Exercise aim: Print all records exactly, leaving nothing out.

....

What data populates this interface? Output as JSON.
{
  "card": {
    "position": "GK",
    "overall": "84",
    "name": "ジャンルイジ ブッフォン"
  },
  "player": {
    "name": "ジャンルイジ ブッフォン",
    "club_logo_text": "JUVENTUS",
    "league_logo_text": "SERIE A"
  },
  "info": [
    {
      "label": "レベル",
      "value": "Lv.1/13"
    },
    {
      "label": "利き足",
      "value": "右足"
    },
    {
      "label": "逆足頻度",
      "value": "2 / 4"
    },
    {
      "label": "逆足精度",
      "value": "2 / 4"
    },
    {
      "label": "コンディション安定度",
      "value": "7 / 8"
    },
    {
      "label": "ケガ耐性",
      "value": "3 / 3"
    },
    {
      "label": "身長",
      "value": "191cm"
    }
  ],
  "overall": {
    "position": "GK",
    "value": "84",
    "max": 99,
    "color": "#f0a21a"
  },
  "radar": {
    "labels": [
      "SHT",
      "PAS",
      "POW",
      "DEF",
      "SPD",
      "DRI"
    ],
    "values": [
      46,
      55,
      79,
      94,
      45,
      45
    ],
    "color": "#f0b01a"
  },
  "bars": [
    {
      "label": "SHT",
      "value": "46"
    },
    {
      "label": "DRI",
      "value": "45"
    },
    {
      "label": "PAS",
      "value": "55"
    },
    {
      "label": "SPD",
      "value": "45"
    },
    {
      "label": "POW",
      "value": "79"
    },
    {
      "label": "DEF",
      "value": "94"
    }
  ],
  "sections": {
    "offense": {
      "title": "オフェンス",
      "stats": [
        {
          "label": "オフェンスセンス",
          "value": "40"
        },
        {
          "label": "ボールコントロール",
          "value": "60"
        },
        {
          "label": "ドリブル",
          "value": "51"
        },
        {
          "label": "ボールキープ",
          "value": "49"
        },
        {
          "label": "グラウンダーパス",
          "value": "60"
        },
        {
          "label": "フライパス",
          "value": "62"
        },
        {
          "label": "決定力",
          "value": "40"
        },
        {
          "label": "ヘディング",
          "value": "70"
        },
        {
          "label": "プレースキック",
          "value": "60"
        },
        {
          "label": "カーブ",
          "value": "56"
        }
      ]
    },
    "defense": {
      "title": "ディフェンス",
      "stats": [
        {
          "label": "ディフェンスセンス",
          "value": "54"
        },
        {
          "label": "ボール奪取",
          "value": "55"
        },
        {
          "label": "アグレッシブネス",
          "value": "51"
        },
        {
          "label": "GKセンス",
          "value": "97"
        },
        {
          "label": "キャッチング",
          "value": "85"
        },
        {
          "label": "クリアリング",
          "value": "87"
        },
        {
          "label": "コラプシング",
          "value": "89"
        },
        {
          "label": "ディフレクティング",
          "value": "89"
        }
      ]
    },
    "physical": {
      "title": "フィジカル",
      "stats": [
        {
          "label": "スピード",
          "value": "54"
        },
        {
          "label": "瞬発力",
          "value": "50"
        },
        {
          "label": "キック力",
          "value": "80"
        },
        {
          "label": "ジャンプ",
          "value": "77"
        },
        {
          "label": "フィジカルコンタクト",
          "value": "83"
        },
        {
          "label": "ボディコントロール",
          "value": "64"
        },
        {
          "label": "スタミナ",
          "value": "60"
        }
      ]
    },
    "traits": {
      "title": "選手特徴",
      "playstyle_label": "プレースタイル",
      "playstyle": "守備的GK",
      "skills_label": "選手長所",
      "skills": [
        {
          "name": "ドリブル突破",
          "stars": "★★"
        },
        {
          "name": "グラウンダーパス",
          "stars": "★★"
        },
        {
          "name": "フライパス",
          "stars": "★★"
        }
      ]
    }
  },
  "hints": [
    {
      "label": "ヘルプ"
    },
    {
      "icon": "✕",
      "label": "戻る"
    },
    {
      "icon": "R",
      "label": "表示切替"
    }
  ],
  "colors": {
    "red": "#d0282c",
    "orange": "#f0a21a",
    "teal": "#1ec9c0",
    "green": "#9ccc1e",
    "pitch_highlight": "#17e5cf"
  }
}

....

Response below:
What data populates this interface? Output as JSON.
{
  "card": {
    "position": "GK",
    "overall": "84",
    "name": "ジャンルイジ ブッフォン"
  },
  "player": {
    "name": "ジャンルイジ ブッフォン",
    "club_logo_text": "JUVENTUS",
    "league_logo_text": "SERIE A"
  },
  "info": [
    {
      "label": "レベル",
      "value": "Lv.1/13"
    },
    {
      "label": "利き足",
      "value": "右足"
    },
    {
      "label": "逆足頻度",
      "value": "2 / 4"
    },
    {
      "label": "逆足精度",
      "value": "2 / 4"
    },
    {
      "label": "コンディション安定度",
      "value": "7 / 8"
    },
    {
      "label": "ケガ耐性",
      "value": "3 / 3"
    },
    {
      "label": "身長",
      "value": "191cm"
    }
  ],
  "overall": {
    "position": "GK",
    "value": "84",
    "max": 99,
    "color": "#f0a21a"
  },
  "radar": {
    "labels": [
      "SHT",
      "PAS",
      "POW",
      "DEF",
      "SPD",
      "DRI"
    ],
    "values": [
      46,
      55,
      79,
      94,
      45,
      45
    ],
    "color": "#f0b01a"
  },
  "bars": [
    {
      "label": "SHT",
      "value": "46"
    },
    {
      "label": "DRI",
      "value": "45"
    },
    {
      "label": "PAS",
      "value": "55"
    },
    {
      "label": "SPD",
      "value": "45"
    },
    {
      "label": "POW",
      "value": "79"
    },
    {
      "label": "DEF",
      "value": "94"
    }
  ],
  "sections": {
    "offense": {
      "title": "オフェンス",
      "stats": [
        {
          "label": "オフェンスセンス",
          "value": "40"
        },
        {
          "label": "ボールコントロール",
          "value": "60"
        },
        {
          "label": "ドリブル",
          "value": "51"
        },
        {
          "label": "ボールキープ",
          "value": "49"
        },
        {
          "label": "グラウンダーパス",
          "value": "60"
        },
        {
          "label": "フライパス",
          "value": "62"
        },
        {
          "label": "決定力",
          "value": "40"
        },
        {
          "label": "ヘディング",
          "value": "70"
        },
        {
          "label": "プレースキック",
          "value": "60"
        },
        {
          "label": "カーブ",
          "value": "56"
        }
      ]
    },
    "defense": {
      "title": "ディフェンス",
      "stats": [
        {
          "label": "ディフェンスセンス",
          "value": "54"
        },
        {
          "label": "ボール奪取",
          "value": "55"
        },
        {
          "label": "アグレッシブネス",
          "value": "51"
        },
        {
          "label": "GKセンス",
          "value": "97"
        },
        {
          "label": "キャッチング",
          "value": "85"
        },
        {
          "label": "クリアリング",
          "value": "87"
        },
        {
          "label": "コラプシング",
          "value": "89"
        },
        {
          "label": "ディフレクティング",
          "value": "89"
        }
      ]
    },
    "physical": {
      "title": "フィジカル",
      "stats": [
        {
          "label": "スピード",
          "value": "54"
        },
        {
          "label": "瞬発力",
          "value": "50"
        },
        {
          "label": "キック力",
          "value": "80"
        },
        {
          "label": "ジャンプ",
          "value": "77"
        },
        {
          "label": "フィジカルコンタクト",
          "value": "83"
        },
        {
          "label": "ボディコントロール",
          "value": "64"
        },
        {
          "label": "スタミナ",
          "value": "60"
        }
      ]
    },
    "traits": {
      "title": "選手特徴",
      "playstyle_label": "プレースタイル",
      "playstyle": "守備的GK",
      "skills_label": "選手長所",
      "skills": [
        {
          "name": "ドリブル突破",
          "stars": "★★"
        },
        {
          "name": "グラウンダーパス",
          "stars": "★★"
        },
        {
          "name": "フライパス",
          "stars": "★★"
        }
      ]
    }
  },
  "hints": [
    {
      "label": "ヘルプ"
    },
    {
      "icon": "✕",
      "label": "戻る"
    },
    {
      "icon": "R",
      "label": "表示切替"
    }
  ],
  "colors": {
    "red": "#d0282c",
    "orange": "#f0a21a",
    "teal": "#1ec9c0",
    "green": "#9ccc1e",
    "pitch_highlight": "#17e5cf"
  }
}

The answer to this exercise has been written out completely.